━━━━━ Supplied material

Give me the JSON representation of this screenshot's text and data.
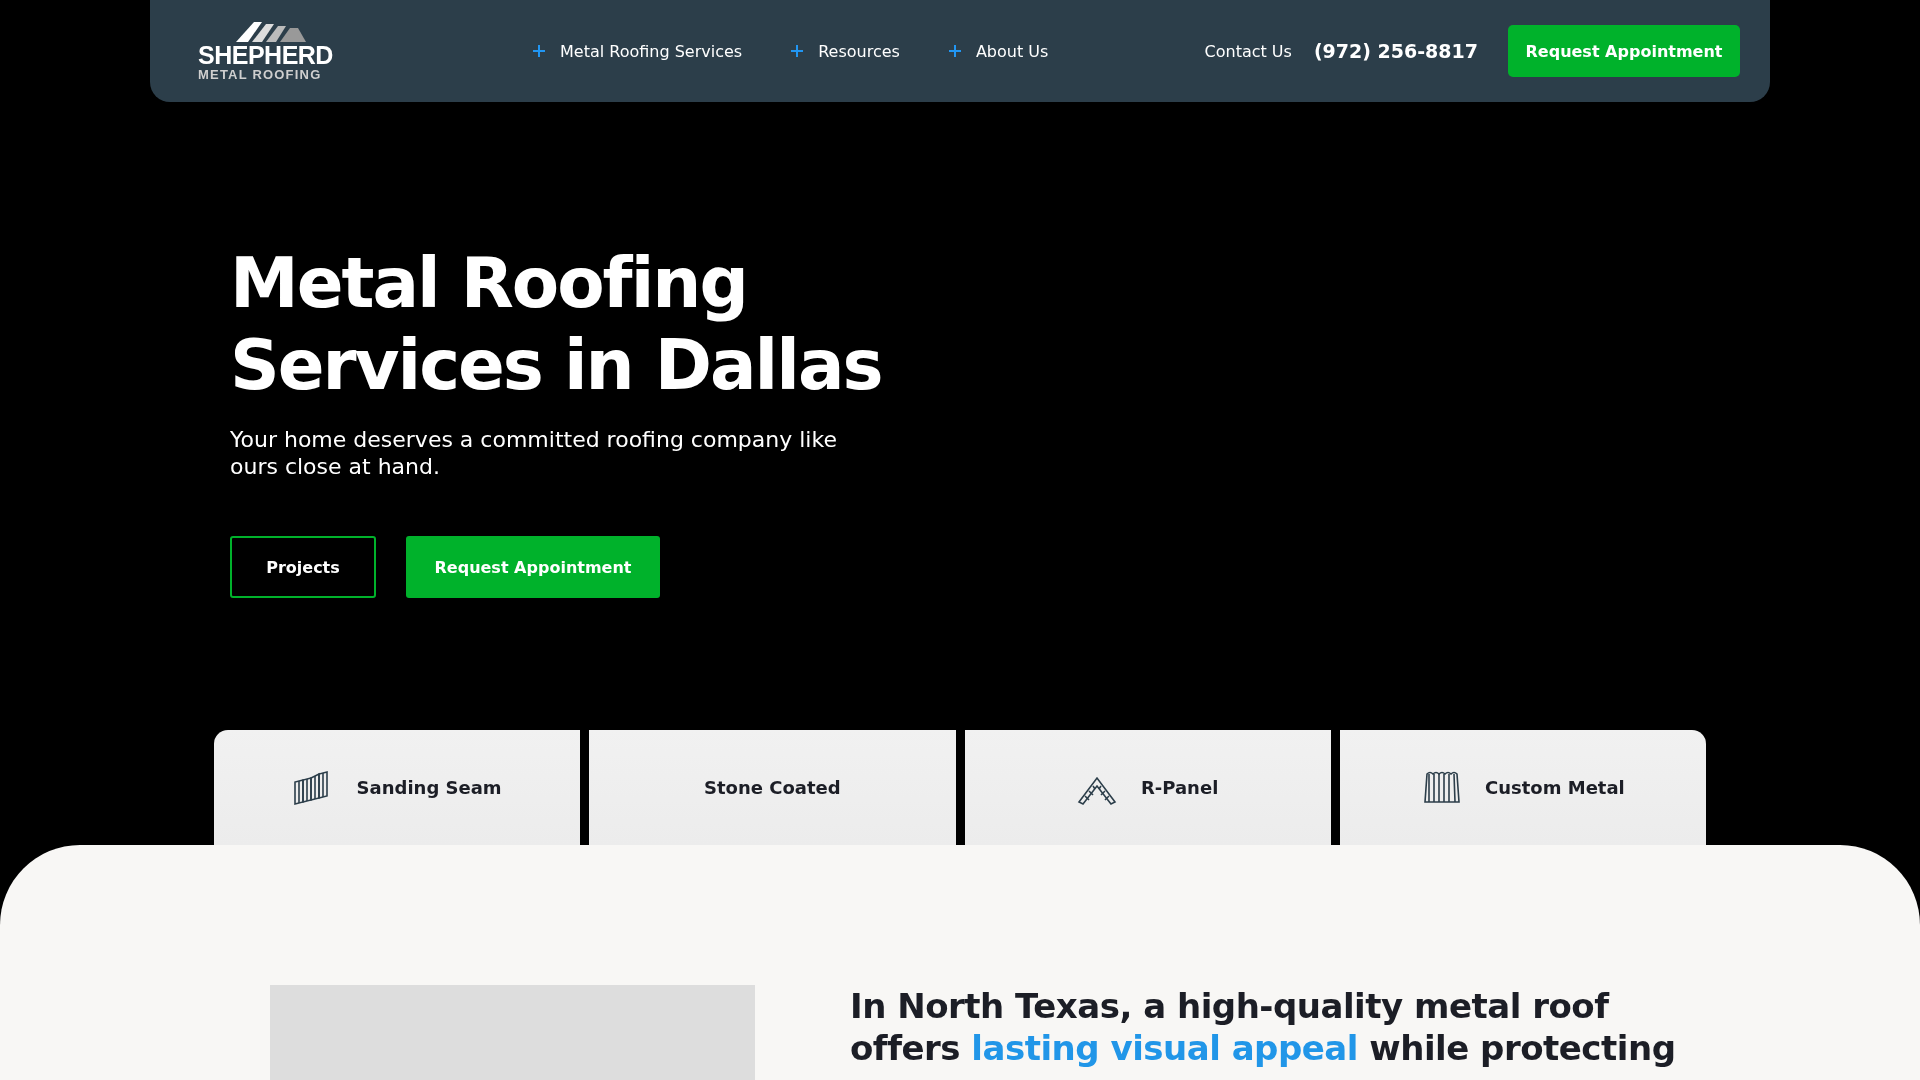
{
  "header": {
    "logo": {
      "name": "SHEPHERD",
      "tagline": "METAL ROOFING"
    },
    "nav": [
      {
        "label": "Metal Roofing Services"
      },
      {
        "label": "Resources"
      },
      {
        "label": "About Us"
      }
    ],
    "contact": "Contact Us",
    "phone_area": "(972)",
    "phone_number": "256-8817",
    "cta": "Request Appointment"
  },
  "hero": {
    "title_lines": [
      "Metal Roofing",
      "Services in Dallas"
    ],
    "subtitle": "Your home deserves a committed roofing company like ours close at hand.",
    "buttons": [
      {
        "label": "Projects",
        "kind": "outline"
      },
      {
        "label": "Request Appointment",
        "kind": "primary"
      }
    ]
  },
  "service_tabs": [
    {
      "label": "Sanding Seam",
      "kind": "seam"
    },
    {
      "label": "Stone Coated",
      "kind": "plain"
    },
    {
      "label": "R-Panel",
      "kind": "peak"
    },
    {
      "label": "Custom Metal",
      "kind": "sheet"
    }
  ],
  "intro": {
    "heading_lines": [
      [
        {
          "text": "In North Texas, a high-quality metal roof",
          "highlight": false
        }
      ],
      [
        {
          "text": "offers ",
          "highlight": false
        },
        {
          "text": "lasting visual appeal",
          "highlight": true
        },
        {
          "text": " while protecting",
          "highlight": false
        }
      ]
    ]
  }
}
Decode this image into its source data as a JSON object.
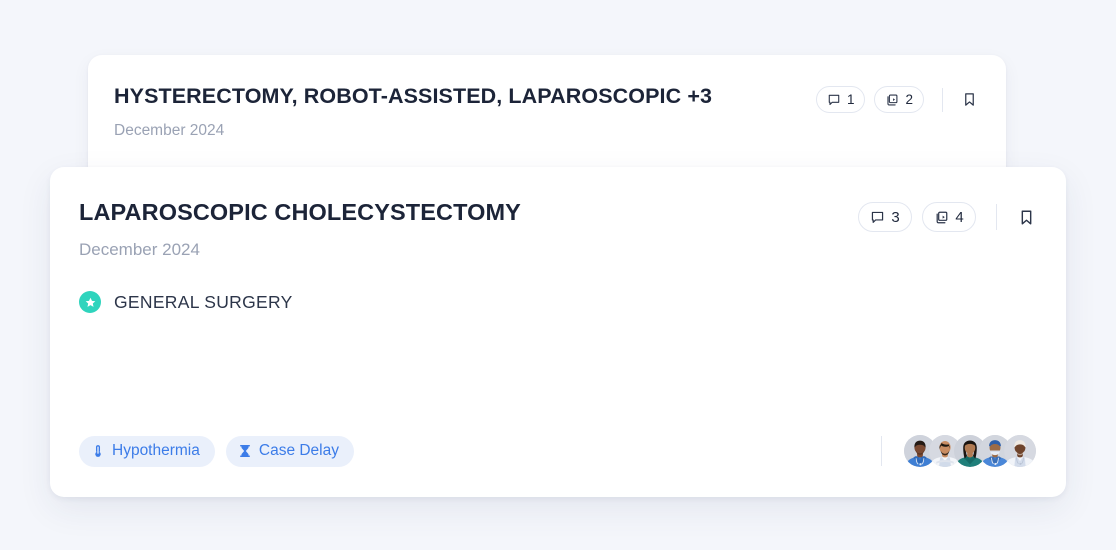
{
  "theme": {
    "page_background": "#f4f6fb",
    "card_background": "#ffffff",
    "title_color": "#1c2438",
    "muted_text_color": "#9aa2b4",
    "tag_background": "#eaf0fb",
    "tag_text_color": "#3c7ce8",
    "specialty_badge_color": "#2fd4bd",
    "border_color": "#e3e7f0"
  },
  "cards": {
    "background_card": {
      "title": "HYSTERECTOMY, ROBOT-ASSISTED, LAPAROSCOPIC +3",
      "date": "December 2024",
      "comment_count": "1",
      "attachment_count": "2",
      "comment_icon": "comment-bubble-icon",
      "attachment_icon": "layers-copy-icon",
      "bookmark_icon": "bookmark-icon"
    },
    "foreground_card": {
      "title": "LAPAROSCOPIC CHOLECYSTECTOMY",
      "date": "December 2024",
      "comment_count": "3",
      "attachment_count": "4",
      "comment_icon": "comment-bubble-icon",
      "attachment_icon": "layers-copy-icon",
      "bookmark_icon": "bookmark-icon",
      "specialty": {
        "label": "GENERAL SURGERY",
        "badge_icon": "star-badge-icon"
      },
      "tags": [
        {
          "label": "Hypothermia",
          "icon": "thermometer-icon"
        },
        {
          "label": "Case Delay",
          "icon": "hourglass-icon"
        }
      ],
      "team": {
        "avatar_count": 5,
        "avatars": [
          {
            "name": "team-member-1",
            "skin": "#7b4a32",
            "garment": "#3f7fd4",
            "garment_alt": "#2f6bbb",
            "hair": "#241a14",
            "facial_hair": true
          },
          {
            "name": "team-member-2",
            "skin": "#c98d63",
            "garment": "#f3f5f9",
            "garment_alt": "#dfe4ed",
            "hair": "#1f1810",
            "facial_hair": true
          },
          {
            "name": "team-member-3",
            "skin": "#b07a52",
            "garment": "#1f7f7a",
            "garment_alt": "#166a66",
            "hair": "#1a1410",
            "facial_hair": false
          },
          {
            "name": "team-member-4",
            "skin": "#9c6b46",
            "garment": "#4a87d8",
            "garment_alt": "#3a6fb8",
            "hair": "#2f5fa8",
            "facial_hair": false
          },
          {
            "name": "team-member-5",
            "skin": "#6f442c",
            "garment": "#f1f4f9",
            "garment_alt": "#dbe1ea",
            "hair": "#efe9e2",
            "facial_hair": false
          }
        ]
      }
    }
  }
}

━━━━━━━━━━

Go back to the records above and write them out exactly, without the pictures.

■ Answer below ■
Give me the JSON representation of this screenshot's text and data.
{
  "header": {
    "logo": {
      "name": "SHEPHERD",
      "tagline": "METAL ROOFING"
    },
    "nav": [
      {
        "label": "Metal Roofing Services"
      },
      {
        "label": "Resources"
      },
      {
        "label": "About Us"
      }
    ],
    "contact": "Contact Us",
    "phone_area": "(972)",
    "phone_number": "256-8817",
    "cta": "Request Appointment"
  },
  "hero": {
    "title_lines": [
      "Metal Roofing",
      "Services in Dallas"
    ],
    "subtitle": "Your home deserves a committed roofing company like ours close at hand.",
    "buttons": [
      {
        "label": "Projects",
        "kind": "outline"
      },
      {
        "label": "Request Appointment",
        "kind": "primary"
      }
    ]
  },
  "service_tabs": [
    {
      "label": "Sanding Seam",
      "kind": "seam"
    },
    {
      "label": "Stone Coated",
      "kind": "plain"
    },
    {
      "label": "R-Panel",
      "kind": "peak"
    },
    {
      "label": "Custom Metal",
      "kind": "sheet"
    }
  ],
  "intro": {
    "heading_lines": [
      [
        {
          "text": "In North Texas, a high-quality metal roof",
          "highlight": false
        }
      ],
      [
        {
          "text": "offers ",
          "highlight": false
        },
        {
          "text": "lasting visual appeal",
          "highlight": true
        },
        {
          "text": " while protecting",
          "highlight": false
        }
      ]
    ]
  }
}
Decode this image into its source data as a JSON object.
{
  "theme": {
    "page_background": "#f4f6fb",
    "card_background": "#ffffff",
    "title_color": "#1c2438",
    "muted_text_color": "#9aa2b4",
    "tag_background": "#eaf0fb",
    "tag_text_color": "#3c7ce8",
    "specialty_badge_color": "#2fd4bd",
    "border_color": "#e3e7f0"
  },
  "cards": {
    "background_card": {
      "title": "HYSTERECTOMY, ROBOT-ASSISTED, LAPAROSCOPIC +3",
      "date": "December 2024",
      "comment_count": "1",
      "attachment_count": "2",
      "comment_icon": "comment-bubble-icon",
      "attachment_icon": "layers-copy-icon",
      "bookmark_icon": "bookmark-icon"
    },
    "foreground_card": {
      "title": "LAPAROSCOPIC CHOLECYSTECTOMY",
      "date": "December 2024",
      "comment_count": "3",
      "attachment_count": "4",
      "comment_icon": "comment-bubble-icon",
      "attachment_icon": "layers-copy-icon",
      "bookmark_icon": "bookmark-icon",
      "specialty": {
        "label": "GENERAL SURGERY",
        "badge_icon": "star-badge-icon"
      },
      "tags": [
        {
          "label": "Hypothermia",
          "icon": "thermometer-icon"
        },
        {
          "label": "Case Delay",
          "icon": "hourglass-icon"
        }
      ],
      "team": {
        "avatar_count": 5,
        "avatars": [
          {
            "name": "team-member-1",
            "skin": "#7b4a32",
            "garment": "#3f7fd4",
            "garment_alt": "#2f6bbb",
            "hair": "#241a14",
            "facial_hair": true
          },
          {
            "name": "team-member-2",
            "skin": "#c98d63",
            "garment": "#f3f5f9",
            "garment_alt": "#dfe4ed",
            "hair": "#1f1810",
            "facial_hair": true
          },
          {
            "name": "team-member-3",
            "skin": "#b07a52",
            "garment": "#1f7f7a",
            "garment_alt": "#166a66",
            "hair": "#1a1410",
            "facial_hair": false
          },
          {
            "name": "team-member-4",
            "skin": "#9c6b46",
            "garment": "#4a87d8",
            "garment_alt": "#3a6fb8",
            "hair": "#2f5fa8",
            "facial_hair": false
          },
          {
            "name": "team-member-5",
            "skin": "#6f442c",
            "garment": "#f1f4f9",
            "garment_alt": "#dbe1ea",
            "hair": "#efe9e2",
            "facial_hair": false
          }
        ]
      }
    }
  }
}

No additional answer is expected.